**THE PROBLEM:** Nothing in the records may be left out or altered; reproduce them all exactly.

**MATERIALS PROVIDED:**

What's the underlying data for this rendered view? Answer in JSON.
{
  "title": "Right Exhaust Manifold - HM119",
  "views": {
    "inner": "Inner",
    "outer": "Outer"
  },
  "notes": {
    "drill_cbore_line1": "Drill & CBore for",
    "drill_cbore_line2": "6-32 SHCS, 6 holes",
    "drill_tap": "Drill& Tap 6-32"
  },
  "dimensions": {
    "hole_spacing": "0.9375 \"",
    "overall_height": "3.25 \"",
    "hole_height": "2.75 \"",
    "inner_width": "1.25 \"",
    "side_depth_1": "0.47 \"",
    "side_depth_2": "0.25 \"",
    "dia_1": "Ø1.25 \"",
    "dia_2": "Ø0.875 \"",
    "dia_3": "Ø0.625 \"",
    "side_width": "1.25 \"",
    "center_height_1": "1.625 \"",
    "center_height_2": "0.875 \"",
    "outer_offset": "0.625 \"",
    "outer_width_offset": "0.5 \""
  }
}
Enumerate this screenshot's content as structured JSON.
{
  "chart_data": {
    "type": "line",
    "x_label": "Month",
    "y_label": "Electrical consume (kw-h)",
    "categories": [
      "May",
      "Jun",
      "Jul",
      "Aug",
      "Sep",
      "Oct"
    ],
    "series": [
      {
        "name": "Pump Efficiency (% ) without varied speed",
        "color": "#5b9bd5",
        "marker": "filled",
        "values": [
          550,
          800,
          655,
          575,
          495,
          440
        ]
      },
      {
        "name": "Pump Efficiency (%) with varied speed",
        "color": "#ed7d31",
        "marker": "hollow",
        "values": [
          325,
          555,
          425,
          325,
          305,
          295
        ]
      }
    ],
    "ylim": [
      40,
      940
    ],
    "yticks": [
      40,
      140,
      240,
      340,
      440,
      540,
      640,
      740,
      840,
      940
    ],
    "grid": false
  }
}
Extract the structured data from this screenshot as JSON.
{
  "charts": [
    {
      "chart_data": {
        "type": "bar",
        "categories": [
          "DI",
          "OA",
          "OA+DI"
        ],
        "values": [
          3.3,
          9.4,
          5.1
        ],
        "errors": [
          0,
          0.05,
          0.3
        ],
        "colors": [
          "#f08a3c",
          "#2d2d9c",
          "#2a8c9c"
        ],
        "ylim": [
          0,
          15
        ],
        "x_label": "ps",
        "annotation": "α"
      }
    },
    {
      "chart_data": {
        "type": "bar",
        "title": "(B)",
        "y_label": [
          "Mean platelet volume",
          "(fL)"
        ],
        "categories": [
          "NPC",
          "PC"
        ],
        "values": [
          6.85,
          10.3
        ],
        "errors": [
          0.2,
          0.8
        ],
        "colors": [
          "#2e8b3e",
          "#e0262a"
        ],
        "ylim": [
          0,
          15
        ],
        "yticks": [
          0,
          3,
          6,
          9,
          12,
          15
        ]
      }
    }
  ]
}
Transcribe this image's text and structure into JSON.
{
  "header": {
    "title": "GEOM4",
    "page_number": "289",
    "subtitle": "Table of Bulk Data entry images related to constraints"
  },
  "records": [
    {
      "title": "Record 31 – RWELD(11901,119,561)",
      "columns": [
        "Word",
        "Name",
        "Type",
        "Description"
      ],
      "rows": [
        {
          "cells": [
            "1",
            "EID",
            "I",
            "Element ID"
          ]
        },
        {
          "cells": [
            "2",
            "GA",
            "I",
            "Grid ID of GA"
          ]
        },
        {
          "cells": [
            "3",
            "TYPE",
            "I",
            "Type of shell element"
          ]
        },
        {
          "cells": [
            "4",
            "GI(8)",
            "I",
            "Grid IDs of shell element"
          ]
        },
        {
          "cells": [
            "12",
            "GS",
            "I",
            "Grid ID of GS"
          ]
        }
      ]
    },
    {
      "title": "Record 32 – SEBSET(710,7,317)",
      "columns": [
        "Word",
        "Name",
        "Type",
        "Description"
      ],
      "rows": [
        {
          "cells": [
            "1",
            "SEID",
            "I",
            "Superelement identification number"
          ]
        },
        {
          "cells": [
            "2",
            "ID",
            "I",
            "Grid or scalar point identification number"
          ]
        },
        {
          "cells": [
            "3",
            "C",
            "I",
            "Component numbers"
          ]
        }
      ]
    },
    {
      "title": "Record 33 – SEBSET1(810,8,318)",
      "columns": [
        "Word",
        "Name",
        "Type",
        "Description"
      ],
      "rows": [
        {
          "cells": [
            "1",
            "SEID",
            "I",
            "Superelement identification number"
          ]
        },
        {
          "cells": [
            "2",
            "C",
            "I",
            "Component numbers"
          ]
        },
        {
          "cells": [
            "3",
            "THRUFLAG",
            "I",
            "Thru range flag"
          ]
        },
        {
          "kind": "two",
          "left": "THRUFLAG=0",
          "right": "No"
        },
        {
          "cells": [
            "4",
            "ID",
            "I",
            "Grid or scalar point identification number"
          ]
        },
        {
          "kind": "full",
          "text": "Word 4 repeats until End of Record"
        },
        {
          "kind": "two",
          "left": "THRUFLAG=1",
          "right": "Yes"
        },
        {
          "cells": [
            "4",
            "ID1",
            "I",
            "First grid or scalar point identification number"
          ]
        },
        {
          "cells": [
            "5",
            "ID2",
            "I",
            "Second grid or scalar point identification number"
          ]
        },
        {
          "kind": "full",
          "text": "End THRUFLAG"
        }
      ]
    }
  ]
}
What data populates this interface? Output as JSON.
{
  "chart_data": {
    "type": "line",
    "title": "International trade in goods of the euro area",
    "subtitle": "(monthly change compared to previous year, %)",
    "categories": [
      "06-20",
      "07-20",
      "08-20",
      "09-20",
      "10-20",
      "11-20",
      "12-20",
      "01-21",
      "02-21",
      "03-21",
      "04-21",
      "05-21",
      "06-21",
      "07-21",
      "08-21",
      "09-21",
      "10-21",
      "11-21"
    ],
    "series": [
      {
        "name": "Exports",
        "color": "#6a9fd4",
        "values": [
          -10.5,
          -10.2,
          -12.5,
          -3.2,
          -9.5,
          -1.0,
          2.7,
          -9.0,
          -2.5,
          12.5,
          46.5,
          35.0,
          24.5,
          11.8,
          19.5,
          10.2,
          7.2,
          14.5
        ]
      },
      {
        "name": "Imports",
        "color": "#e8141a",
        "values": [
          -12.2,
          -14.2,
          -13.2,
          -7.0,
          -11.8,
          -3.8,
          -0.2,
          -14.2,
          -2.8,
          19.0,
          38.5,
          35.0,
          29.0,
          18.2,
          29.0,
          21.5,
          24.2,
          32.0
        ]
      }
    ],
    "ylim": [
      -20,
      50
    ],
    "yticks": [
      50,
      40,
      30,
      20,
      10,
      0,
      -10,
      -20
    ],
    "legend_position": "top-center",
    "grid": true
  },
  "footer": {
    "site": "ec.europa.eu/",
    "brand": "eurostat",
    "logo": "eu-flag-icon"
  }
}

**PROBLEM SOLUTION:**
What's the underlying data for this rendered view? Answer in JSON.
{
  "title": "Right Exhaust Manifold - HM119",
  "views": {
    "inner": "Inner",
    "outer": "Outer"
  },
  "notes": {
    "drill_cbore_line1": "Drill & CBore for",
    "drill_cbore_line2": "6-32 SHCS, 6 holes",
    "drill_tap": "Drill& Tap 6-32"
  },
  "dimensions": {
    "hole_spacing": "0.9375 \"",
    "overall_height": "3.25 \"",
    "hole_height": "2.75 \"",
    "inner_width": "1.25 \"",
    "side_depth_1": "0.47 \"",
    "side_depth_2": "0.25 \"",
    "dia_1": "Ø1.25 \"",
    "dia_2": "Ø0.875 \"",
    "dia_3": "Ø0.625 \"",
    "side_width": "1.25 \"",
    "center_height_1": "1.625 \"",
    "center_height_2": "0.875 \"",
    "outer_offset": "0.625 \"",
    "outer_width_offset": "0.5 \""
  }
}
Enumerate this screenshot's content as structured JSON.
{
  "chart_data": {
    "type": "line",
    "x_label": "Month",
    "y_label": "Electrical consume (kw-h)",
    "categories": [
      "May",
      "Jun",
      "Jul",
      "Aug",
      "Sep",
      "Oct"
    ],
    "series": [
      {
        "name": "Pump Efficiency (% ) without varied speed",
        "color": "#5b9bd5",
        "marker": "filled",
        "values": [
          550,
          800,
          655,
          575,
          495,
          440
        ]
      },
      {
        "name": "Pump Efficiency (%) with varied speed",
        "color": "#ed7d31",
        "marker": "hollow",
        "values": [
          325,
          555,
          425,
          325,
          305,
          295
        ]
      }
    ],
    "ylim": [
      40,
      940
    ],
    "yticks": [
      40,
      140,
      240,
      340,
      440,
      540,
      640,
      740,
      840,
      940
    ],
    "grid": false
  }
}
Extract the structured data from this screenshot as JSON.
{
  "charts": [
    {
      "chart_data": {
        "type": "bar",
        "categories": [
          "DI",
          "OA",
          "OA+DI"
        ],
        "values": [
          3.3,
          9.4,
          5.1
        ],
        "errors": [
          0,
          0.05,
          0.3
        ],
        "colors": [
          "#f08a3c",
          "#2d2d9c",
          "#2a8c9c"
        ],
        "ylim": [
          0,
          15
        ],
        "x_label": "ps",
        "annotation": "α"
      }
    },
    {
      "chart_data": {
        "type": "bar",
        "title": "(B)",
        "y_label": [
          "Mean platelet volume",
          "(fL)"
        ],
        "categories": [
          "NPC",
          "PC"
        ],
        "values": [
          6.85,
          10.3
        ],
        "errors": [
          0.2,
          0.8
        ],
        "colors": [
          "#2e8b3e",
          "#e0262a"
        ],
        "ylim": [
          0,
          15
        ],
        "yticks": [
          0,
          3,
          6,
          9,
          12,
          15
        ]
      }
    }
  ]
}
Transcribe this image's text and structure into JSON.
{
  "header": {
    "title": "GEOM4",
    "page_number": "289",
    "subtitle": "Table of Bulk Data entry images related to constraints"
  },
  "records": [
    {
      "title": "Record 31 – RWELD(11901,119,561)",
      "columns": [
        "Word",
        "Name",
        "Type",
        "Description"
      ],
      "rows": [
        {
          "cells": [
            "1",
            "EID",
            "I",
            "Element ID"
          ]
        },
        {
          "cells": [
            "2",
            "GA",
            "I",
            "Grid ID of GA"
          ]
        },
        {
          "cells": [
            "3",
            "TYPE",
            "I",
            "Type of shell element"
          ]
        },
        {
          "cells": [
            "4",
            "GI(8)",
            "I",
            "Grid IDs of shell element"
          ]
        },
        {
          "cells": [
            "12",
            "GS",
            "I",
            "Grid ID of GS"
          ]
        }
      ]
    },
    {
      "title": "Record 32 – SEBSET(710,7,317)",
      "columns": [
        "Word",
        "Name",
        "Type",
        "Description"
      ],
      "rows": [
        {
          "cells": [
            "1",
            "SEID",
            "I",
            "Superelement identification number"
          ]
        },
        {
          "cells": [
            "2",
            "ID",
            "I",
            "Grid or scalar point identification number"
          ]
        },
        {
          "cells": [
            "3",
            "C",
            "I",
            "Component numbers"
          ]
        }
      ]
    },
    {
      "title": "Record 33 – SEBSET1(810,8,318)",
      "columns": [
        "Word",
        "Name",
        "Type",
        "Description"
      ],
      "rows": [
        {
          "cells": [
            "1",
            "SEID",
            "I",
            "Superelement identification number"
          ]
        },
        {
          "cells": [
            "2",
            "C",
            "I",
            "Component numbers"
          ]
        },
        {
          "cells": [
            "3",
            "THRUFLAG",
            "I",
            "Thru range flag"
          ]
        },
        {
          "kind": "two",
          "left": "THRUFLAG=0",
          "right": "No"
        },
        {
          "cells": [
            "4",
            "ID",
            "I",
            "Grid or scalar point identification number"
          ]
        },
        {
          "kind": "full",
          "text": "Word 4 repeats until End of Record"
        },
        {
          "kind": "two",
          "left": "THRUFLAG=1",
          "right": "Yes"
        },
        {
          "cells": [
            "4",
            "ID1",
            "I",
            "First grid or scalar point identification number"
          ]
        },
        {
          "cells": [
            "5",
            "ID2",
            "I",
            "Second grid or scalar point identification number"
          ]
        },
        {
          "kind": "full",
          "text": "End THRUFLAG"
        }
      ]
    }
  ]
}
What data populates this interface? Output as JSON.
{
  "chart_data": {
    "type": "line",
    "title": "International trade in goods of the euro area",
    "subtitle": "(monthly change compared to previous year, %)",
    "categories": [
      "06-20",
      "07-20",
      "08-20",
      "09-20",
      "10-20",
      "11-20",
      "12-20",
      "01-21",
      "02-21",
      "03-21",
      "04-21",
      "05-21",
      "06-21",
      "07-21",
      "08-21",
      "09-21",
      "10-21",
      "11-21"
    ],
    "series": [
      {
        "name": "Exports",
        "color": "#6a9fd4",
        "values": [
          -10.5,
          -10.2,
          -12.5,
          -3.2,
          -9.5,
          -1.0,
          2.7,
          -9.0,
          -2.5,
          12.5,
          46.5,
          35.0,
          24.5,
          11.8,
          19.5,
          10.2,
          7.2,
          14.5
        ]
      },
      {
        "name": "Imports",
        "color": "#e8141a",
        "values": [
          -12.2,
          -14.2,
          -13.2,
          -7.0,
          -11.8,
          -3.8,
          -0.2,
          -14.2,
          -2.8,
          19.0,
          38.5,
          35.0,
          29.0,
          18.2,
          29.0,
          21.5,
          24.2,
          32.0
        ]
      }
    ],
    "ylim": [
      -20,
      50
    ],
    "yticks": [
      50,
      40,
      30,
      20,
      10,
      0,
      -10,
      -20
    ],
    "legend_position": "top-center",
    "grid": true
  },
  "footer": {
    "site": "ec.europa.eu/",
    "brand": "eurostat",
    "logo": "eu-flag-icon"
  }
}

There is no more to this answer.